>> START Records provided

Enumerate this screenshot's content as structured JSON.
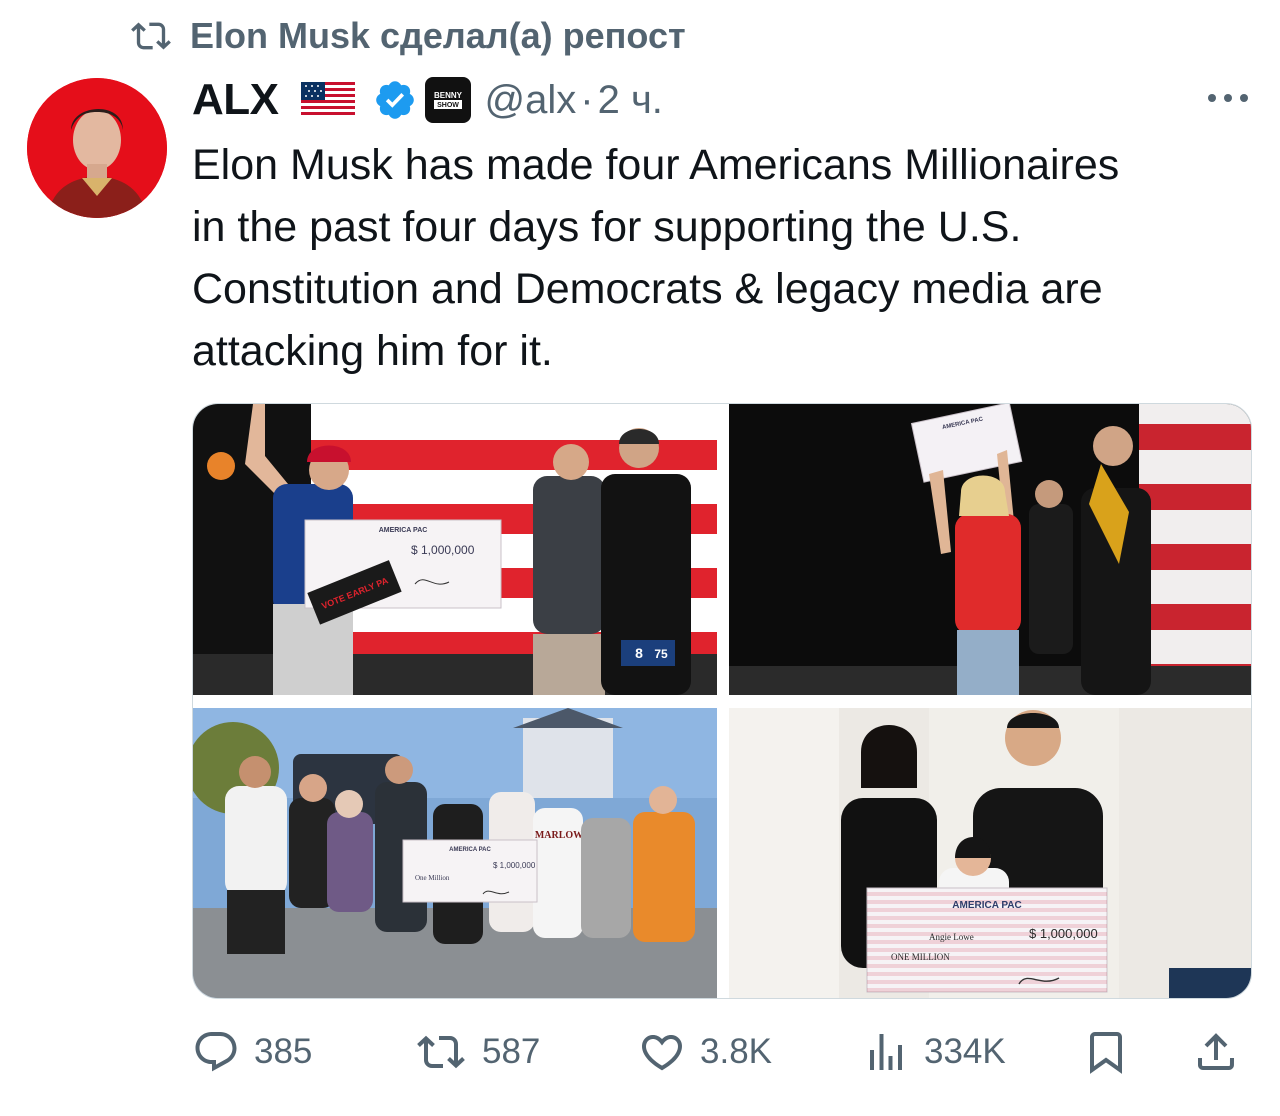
{
  "repost": {
    "text": "Elon Musk сделал(а) репост",
    "icon": "repost-icon"
  },
  "author": {
    "name": "ALX",
    "handle": "@alx",
    "separator": "·",
    "time": "2 ч.",
    "verified": true,
    "flag": "us-flag",
    "affiliation_badge": "BENNY SHOW"
  },
  "tweet": {
    "lines": [
      "Elon Musk has made four Americans Millionaires",
      "in the past four days for supporting the U.S.",
      "Constitution and Democrats & legacy media are",
      "attacking him for it."
    ]
  },
  "media": {
    "photos": [
      {
        "check_header": "AMERICA PAC",
        "amount": "$ 1,000,000",
        "sign": "VOTE EARLY PA",
        "station": "8",
        "station2": "75"
      },
      {
        "check_header": "AMERICA PAC"
      },
      {
        "check_header": "AMERICA PAC",
        "amount": "$ 1,000,000",
        "words": "One Million",
        "shirt": "MARLOW"
      },
      {
        "check_header": "AMERICA PAC",
        "amount": "$ 1,000,000",
        "words": "ONE MILLION",
        "payee": "Angie Lowe"
      }
    ]
  },
  "actions": {
    "replies": "385",
    "reposts": "587",
    "likes": "3.8K",
    "views": "334K"
  },
  "colors": {
    "secondary_text": "#536471",
    "verified_blue": "#1d9bf0",
    "text": "#0f1419"
  }
}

>> END Records provided

Brief: Transcribe all of the entries word for word, but skip any pictures they contain.

Completed exercise:
Enumerate this screenshot's content as structured JSON.
{
  "repost": {
    "text": "Elon Musk сделал(а) репост",
    "icon": "repost-icon"
  },
  "author": {
    "name": "ALX",
    "handle": "@alx",
    "separator": "·",
    "time": "2 ч.",
    "verified": true,
    "flag": "us-flag",
    "affiliation_badge": "BENNY SHOW"
  },
  "tweet": {
    "lines": [
      "Elon Musk has made four Americans Millionaires",
      "in the past four days for supporting the U.S.",
      "Constitution and Democrats & legacy media are",
      "attacking him for it."
    ]
  },
  "media": {
    "photos": [
      {
        "check_header": "AMERICA PAC",
        "amount": "$ 1,000,000",
        "sign": "VOTE EARLY PA",
        "station": "8",
        "station2": "75"
      },
      {
        "check_header": "AMERICA PAC"
      },
      {
        "check_header": "AMERICA PAC",
        "amount": "$ 1,000,000",
        "words": "One Million",
        "shirt": "MARLOW"
      },
      {
        "check_header": "AMERICA PAC",
        "amount": "$ 1,000,000",
        "words": "ONE MILLION",
        "payee": "Angie Lowe"
      }
    ]
  },
  "actions": {
    "replies": "385",
    "reposts": "587",
    "likes": "3.8K",
    "views": "334K"
  },
  "colors": {
    "secondary_text": "#536471",
    "verified_blue": "#1d9bf0",
    "text": "#0f1419"
  }
}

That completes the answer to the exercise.